(Stated problem): Copy all lines holding the word "triangle" from the entries.

(Supplied entries):

● ● ● ● ●

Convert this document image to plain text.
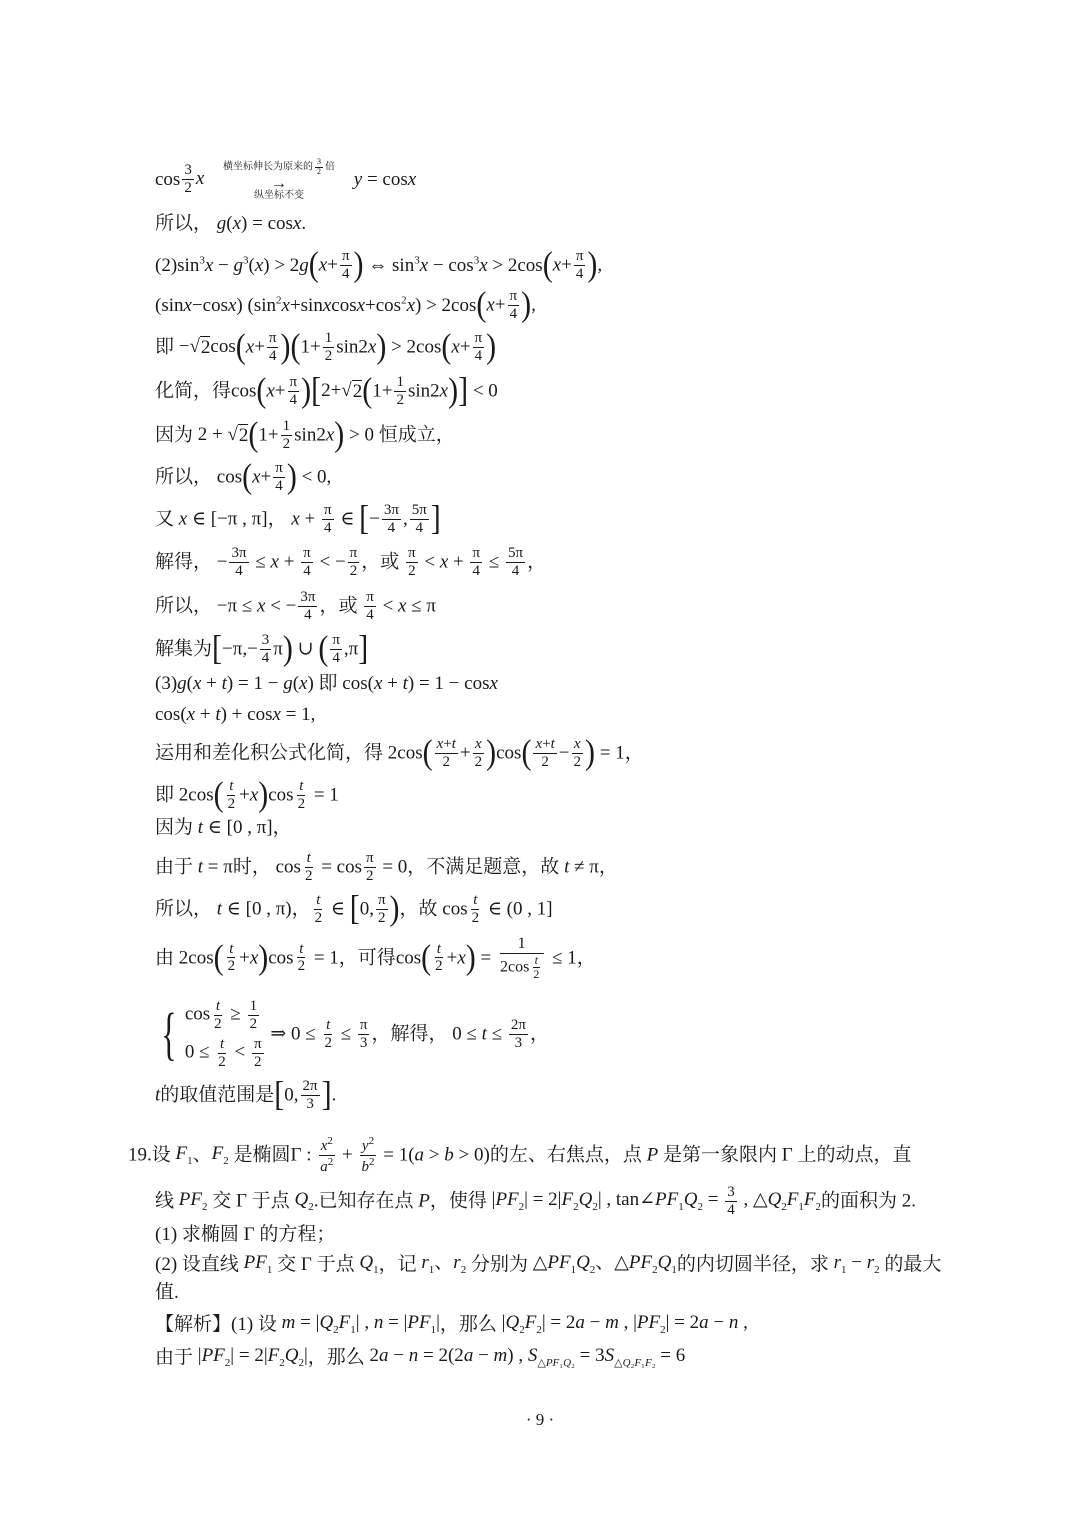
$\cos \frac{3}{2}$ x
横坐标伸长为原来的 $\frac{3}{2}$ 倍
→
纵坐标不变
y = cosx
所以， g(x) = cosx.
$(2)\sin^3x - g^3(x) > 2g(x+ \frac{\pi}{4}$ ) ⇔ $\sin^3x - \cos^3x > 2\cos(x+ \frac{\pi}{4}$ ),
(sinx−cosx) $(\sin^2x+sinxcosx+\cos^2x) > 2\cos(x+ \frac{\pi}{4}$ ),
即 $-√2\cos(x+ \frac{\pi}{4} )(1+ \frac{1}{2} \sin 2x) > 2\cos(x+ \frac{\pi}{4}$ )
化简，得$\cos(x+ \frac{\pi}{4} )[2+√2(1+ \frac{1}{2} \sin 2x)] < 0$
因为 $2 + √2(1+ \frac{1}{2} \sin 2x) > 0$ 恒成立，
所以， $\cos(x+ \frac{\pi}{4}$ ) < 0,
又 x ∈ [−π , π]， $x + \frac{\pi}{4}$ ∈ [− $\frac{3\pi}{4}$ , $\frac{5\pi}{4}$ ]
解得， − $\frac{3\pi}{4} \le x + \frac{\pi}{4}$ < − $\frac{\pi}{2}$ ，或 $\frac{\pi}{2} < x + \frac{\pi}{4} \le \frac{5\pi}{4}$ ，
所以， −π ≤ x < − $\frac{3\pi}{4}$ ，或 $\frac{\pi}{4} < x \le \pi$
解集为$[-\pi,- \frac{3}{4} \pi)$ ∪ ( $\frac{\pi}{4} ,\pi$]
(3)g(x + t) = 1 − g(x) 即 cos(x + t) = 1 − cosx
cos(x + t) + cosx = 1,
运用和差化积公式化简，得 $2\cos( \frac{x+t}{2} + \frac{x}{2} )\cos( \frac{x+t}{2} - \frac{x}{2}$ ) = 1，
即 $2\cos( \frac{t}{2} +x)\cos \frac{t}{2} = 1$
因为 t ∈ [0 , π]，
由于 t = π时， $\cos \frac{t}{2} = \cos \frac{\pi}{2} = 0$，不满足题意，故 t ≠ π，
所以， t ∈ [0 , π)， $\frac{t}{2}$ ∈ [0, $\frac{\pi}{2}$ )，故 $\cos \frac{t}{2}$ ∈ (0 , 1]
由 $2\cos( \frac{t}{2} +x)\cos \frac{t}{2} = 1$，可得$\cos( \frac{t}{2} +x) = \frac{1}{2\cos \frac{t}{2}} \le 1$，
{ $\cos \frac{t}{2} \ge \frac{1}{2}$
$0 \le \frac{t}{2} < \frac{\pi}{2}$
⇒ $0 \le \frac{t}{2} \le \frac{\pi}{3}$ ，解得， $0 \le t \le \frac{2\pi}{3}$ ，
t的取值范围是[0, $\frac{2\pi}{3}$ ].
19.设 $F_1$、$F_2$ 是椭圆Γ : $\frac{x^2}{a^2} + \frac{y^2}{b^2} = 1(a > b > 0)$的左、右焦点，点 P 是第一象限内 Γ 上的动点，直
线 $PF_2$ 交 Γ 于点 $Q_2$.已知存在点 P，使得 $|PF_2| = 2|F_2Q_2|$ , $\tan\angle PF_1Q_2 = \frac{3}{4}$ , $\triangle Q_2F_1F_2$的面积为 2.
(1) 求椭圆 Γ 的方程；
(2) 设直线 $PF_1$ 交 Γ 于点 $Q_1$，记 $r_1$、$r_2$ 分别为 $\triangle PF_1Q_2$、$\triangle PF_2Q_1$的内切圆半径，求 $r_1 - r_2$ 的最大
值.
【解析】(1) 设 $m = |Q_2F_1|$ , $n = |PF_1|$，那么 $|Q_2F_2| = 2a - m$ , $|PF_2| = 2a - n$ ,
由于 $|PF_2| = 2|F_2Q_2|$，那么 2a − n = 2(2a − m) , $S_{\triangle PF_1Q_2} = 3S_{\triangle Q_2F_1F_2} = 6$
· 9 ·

● ● ● ● ●

(Solution for this exercise):
线 $PF_2$ 交 Γ 于点 $Q_2$.已知存在点 P，使得 $|PF_2| = 2|F_2Q_2|$ , $\tan\angle PF_1Q_2 = \frac{3}{4}$ , $\triangle Q_2F_1F_2$的面积为 2.
(2) 设直线 $PF_1$ 交 Γ 于点 $Q_1$，记 $r_1$、$r_2$ 分别为 $\triangle PF_1Q_2$、$\triangle PF_2Q_1$的内切圆半径，求 $r_1 - r_2$ 的最大
由于 $|PF_2| = 2|F_2Q_2|$，那么 2a − n = 2(2a − m) , $S_{\triangle PF_1Q_2} = 3S_{\triangle Q_2F_1F_2} = 6$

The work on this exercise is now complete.